▸ PROMPT: Retype all the entries word for word, but omit the pictures.

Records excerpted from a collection

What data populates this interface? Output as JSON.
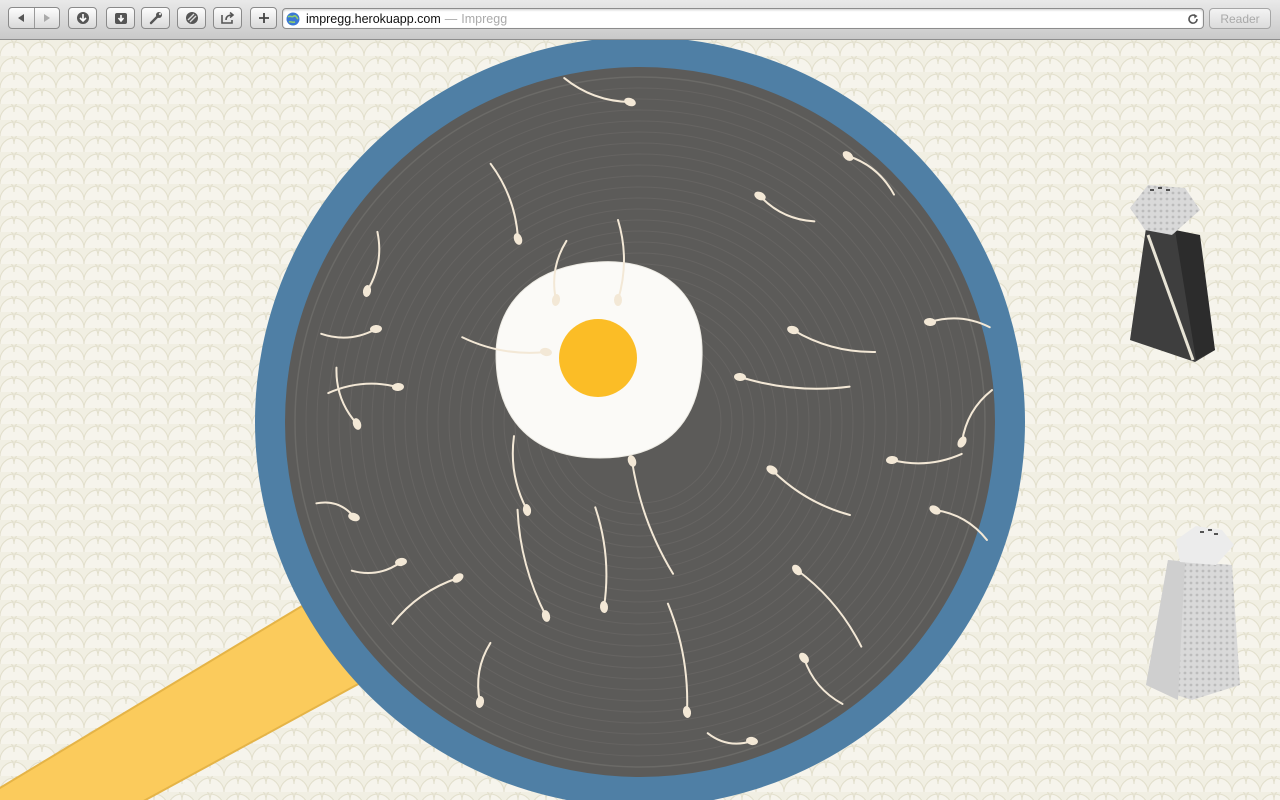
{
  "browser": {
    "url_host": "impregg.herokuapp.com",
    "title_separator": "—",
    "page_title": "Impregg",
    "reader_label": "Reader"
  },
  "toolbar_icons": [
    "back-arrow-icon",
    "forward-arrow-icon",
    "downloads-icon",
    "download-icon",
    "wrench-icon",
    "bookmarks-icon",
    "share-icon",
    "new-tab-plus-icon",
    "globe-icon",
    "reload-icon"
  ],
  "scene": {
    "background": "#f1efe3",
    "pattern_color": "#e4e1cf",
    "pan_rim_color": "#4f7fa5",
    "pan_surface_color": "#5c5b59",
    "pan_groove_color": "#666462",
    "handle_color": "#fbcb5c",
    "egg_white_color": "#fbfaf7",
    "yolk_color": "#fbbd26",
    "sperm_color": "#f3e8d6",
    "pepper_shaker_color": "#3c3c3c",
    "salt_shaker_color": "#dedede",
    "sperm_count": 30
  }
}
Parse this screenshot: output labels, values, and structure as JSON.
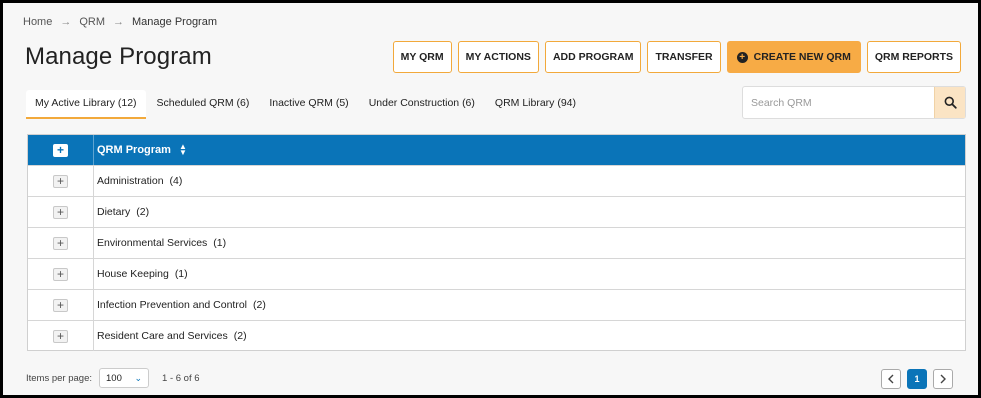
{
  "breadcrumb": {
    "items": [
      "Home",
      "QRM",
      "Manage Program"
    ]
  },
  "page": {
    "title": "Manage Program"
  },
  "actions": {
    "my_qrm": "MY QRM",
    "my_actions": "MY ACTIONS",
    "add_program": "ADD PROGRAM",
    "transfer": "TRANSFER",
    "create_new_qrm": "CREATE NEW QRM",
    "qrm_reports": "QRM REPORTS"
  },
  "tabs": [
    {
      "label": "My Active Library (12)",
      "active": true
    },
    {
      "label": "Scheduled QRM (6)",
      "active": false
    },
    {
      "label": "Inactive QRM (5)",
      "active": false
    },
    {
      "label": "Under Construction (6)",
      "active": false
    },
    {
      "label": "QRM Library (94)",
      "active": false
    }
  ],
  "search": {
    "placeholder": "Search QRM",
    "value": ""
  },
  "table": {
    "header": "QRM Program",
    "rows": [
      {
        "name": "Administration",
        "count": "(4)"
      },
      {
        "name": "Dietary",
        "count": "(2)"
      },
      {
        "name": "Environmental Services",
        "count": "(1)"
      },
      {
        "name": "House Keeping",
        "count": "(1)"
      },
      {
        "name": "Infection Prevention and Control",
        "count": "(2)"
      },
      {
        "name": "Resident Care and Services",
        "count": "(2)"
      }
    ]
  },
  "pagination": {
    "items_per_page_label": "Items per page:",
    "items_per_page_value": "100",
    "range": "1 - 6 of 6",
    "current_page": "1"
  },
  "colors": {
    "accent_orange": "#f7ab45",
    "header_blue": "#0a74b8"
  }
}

▸ WRITTEN ANSWER:
What data populates this interface? Output as JSON.
{
  "browser": {
    "url_host": "impregg.herokuapp.com",
    "title_separator": "—",
    "page_title": "Impregg",
    "reader_label": "Reader"
  },
  "toolbar_icons": [
    "back-arrow-icon",
    "forward-arrow-icon",
    "downloads-icon",
    "download-icon",
    "wrench-icon",
    "bookmarks-icon",
    "share-icon",
    "new-tab-plus-icon",
    "globe-icon",
    "reload-icon"
  ],
  "scene": {
    "background": "#f1efe3",
    "pattern_color": "#e4e1cf",
    "pan_rim_color": "#4f7fa5",
    "pan_surface_color": "#5c5b59",
    "pan_groove_color": "#666462",
    "handle_color": "#fbcb5c",
    "egg_white_color": "#fbfaf7",
    "yolk_color": "#fbbd26",
    "sperm_color": "#f3e8d6",
    "pepper_shaker_color": "#3c3c3c",
    "salt_shaker_color": "#dedede",
    "sperm_count": 30
  }
}
Parse this screenshot: output labels, values, and structure as JSON.
{
  "breadcrumb": {
    "items": [
      "Home",
      "QRM",
      "Manage Program"
    ]
  },
  "page": {
    "title": "Manage Program"
  },
  "actions": {
    "my_qrm": "MY QRM",
    "my_actions": "MY ACTIONS",
    "add_program": "ADD PROGRAM",
    "transfer": "TRANSFER",
    "create_new_qrm": "CREATE NEW QRM",
    "qrm_reports": "QRM REPORTS"
  },
  "tabs": [
    {
      "label": "My Active Library (12)",
      "active": true
    },
    {
      "label": "Scheduled QRM (6)",
      "active": false
    },
    {
      "label": "Inactive QRM (5)",
      "active": false
    },
    {
      "label": "Under Construction (6)",
      "active": false
    },
    {
      "label": "QRM Library (94)",
      "active": false
    }
  ],
  "search": {
    "placeholder": "Search QRM",
    "value": ""
  },
  "table": {
    "header": "QRM Program",
    "rows": [
      {
        "name": "Administration",
        "count": "(4)"
      },
      {
        "name": "Dietary",
        "count": "(2)"
      },
      {
        "name": "Environmental Services",
        "count": "(1)"
      },
      {
        "name": "House Keeping",
        "count": "(1)"
      },
      {
        "name": "Infection Prevention and Control",
        "count": "(2)"
      },
      {
        "name": "Resident Care and Services",
        "count": "(2)"
      }
    ]
  },
  "pagination": {
    "items_per_page_label": "Items per page:",
    "items_per_page_value": "100",
    "range": "1 - 6 of 6",
    "current_page": "1"
  },
  "colors": {
    "accent_orange": "#f7ab45",
    "header_blue": "#0a74b8"
  }
}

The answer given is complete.